**TEXTO PARA LEER**:
------------------------------------------------------------------------

LA TOLERANCIA DEL TODO VALE.



Lun, 04/26/2010

por Dany-Robert Dufour*

Al reiterar incesantemente el célebre gesto de Marcel Duchamp, quien en 1917 expuso un mingitorio bajo el título “Fuente”, sin tomar nota de que ya perdió todo tipo de carga subversiva, el arte contemporáneo ha pasado a fundar su legitimidad en el esnobismo y en el valor mercantil. Conformistas en su individualismo excacerbado, los artistas más mediatizados, debido a su predisposición al escándalo, eclipsan la carrera de artistas más discretos, cuya obra conserva sin embargo una real dimensión liberadora.

------------------------------------------------------------------------

(Fragmentos de un conjunto de anotaciones de diseño)
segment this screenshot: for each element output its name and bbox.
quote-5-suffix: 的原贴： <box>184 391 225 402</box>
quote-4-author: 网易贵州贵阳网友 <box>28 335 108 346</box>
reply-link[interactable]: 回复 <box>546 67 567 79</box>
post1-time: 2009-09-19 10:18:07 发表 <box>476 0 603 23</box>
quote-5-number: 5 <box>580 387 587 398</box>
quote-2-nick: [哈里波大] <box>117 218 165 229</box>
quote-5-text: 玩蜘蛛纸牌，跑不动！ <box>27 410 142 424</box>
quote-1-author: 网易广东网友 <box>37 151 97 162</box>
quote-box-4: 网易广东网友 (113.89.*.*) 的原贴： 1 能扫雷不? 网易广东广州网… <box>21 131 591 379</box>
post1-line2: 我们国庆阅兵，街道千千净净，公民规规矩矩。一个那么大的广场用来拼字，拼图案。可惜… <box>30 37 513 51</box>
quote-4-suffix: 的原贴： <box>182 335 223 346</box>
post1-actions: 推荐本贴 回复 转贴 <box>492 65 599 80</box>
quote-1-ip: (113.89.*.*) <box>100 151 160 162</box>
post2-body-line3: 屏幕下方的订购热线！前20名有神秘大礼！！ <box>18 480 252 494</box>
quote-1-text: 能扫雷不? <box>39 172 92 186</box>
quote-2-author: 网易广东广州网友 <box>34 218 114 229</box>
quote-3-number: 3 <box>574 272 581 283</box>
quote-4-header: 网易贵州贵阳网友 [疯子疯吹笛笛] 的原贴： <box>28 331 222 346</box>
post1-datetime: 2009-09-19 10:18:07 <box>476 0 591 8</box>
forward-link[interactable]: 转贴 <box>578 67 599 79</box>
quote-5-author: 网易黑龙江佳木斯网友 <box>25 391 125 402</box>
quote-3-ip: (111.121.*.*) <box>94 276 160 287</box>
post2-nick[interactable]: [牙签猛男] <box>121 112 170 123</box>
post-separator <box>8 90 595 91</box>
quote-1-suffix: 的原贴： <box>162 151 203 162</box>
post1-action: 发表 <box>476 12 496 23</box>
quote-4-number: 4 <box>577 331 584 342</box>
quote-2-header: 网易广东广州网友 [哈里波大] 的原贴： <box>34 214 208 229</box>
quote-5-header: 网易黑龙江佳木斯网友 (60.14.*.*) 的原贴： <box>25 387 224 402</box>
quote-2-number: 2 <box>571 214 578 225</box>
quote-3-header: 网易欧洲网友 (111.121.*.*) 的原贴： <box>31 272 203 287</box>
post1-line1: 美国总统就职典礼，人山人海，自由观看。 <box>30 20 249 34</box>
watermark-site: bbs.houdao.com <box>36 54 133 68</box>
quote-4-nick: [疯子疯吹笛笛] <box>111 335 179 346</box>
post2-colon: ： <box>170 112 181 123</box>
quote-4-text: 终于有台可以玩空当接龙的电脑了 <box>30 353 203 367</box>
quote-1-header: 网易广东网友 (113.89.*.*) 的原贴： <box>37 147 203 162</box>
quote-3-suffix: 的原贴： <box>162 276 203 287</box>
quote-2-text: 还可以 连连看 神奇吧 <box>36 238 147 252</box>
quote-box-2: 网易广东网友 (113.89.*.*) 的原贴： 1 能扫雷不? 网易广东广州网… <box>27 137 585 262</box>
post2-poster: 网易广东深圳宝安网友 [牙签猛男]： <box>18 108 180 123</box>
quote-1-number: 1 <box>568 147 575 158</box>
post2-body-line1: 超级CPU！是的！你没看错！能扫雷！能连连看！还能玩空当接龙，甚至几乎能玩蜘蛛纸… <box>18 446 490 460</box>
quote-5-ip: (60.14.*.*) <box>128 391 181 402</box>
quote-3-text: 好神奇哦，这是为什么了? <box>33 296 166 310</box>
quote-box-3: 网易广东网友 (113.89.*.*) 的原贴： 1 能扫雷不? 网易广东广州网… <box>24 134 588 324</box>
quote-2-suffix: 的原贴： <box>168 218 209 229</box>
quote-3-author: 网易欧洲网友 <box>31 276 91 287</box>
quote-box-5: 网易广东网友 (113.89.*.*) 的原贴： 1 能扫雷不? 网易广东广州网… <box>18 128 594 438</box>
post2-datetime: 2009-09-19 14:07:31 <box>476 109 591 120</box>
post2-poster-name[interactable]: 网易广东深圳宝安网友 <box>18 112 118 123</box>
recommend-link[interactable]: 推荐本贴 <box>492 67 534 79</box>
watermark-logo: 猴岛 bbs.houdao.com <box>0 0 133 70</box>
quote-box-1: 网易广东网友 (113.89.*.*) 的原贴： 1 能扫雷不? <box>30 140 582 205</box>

------------------------------------------------------------------------

**TAREA**: Resume el texto sobre el arte contemporáneo en dos oraciones.

**RESPUESTA**: El arte contemporáneo repite sin parar el gesto de Marcel Duchamp, que en 1917 expuso un mingitorio con el título “Fuente”, sin darse cuenta de que ese gesto ya perdió toda su carga subversiva, y ahora basa su legitimidad en el esnobismo y en el valor comercial. Los artistas que más salen en los medios, conformistas en su individualismo exagerado y dados al escándalo, opacan la carrera de artistas más discretos, cuya obra sí conserva una verdadera dimensión liberadora.